• [Records to use]
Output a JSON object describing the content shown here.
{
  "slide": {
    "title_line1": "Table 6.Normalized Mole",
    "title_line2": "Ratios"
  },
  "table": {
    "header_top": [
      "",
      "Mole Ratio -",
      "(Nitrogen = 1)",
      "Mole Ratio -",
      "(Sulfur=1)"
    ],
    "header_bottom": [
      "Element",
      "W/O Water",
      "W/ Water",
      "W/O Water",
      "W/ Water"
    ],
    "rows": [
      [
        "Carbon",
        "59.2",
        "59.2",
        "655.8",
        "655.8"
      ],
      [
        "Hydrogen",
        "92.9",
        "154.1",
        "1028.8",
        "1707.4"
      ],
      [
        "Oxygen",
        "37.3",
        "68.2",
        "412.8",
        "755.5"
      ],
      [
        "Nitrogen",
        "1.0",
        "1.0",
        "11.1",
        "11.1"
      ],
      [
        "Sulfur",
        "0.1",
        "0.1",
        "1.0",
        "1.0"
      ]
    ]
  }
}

• [Aim of the task] Above are some records; extract every one of them exactly.

• [Answer to this exercise]
Output a JSON object describing the content shown here.
{
  "slide": {
    "title_line1": "Table 6.Normalized Mole",
    "title_line2": "Ratios"
  },
  "table": {
    "header_top": [
      "",
      "Mole Ratio -",
      "(Nitrogen = 1)",
      "Mole Ratio -",
      "(Sulfur=1)"
    ],
    "header_bottom": [
      "Element",
      "W/O Water",
      "W/ Water",
      "W/O Water",
      "W/ Water"
    ],
    "rows": [
      [
        "Carbon",
        "59.2",
        "59.2",
        "655.8",
        "655.8"
      ],
      [
        "Hydrogen",
        "92.9",
        "154.1",
        "1028.8",
        "1707.4"
      ],
      [
        "Oxygen",
        "37.3",
        "68.2",
        "412.8",
        "755.5"
      ],
      [
        "Nitrogen",
        "1.0",
        "1.0",
        "11.1",
        "11.1"
      ],
      [
        "Sulfur",
        "0.1",
        "0.1",
        "1.0",
        "1.0"
      ]
    ]
  }
}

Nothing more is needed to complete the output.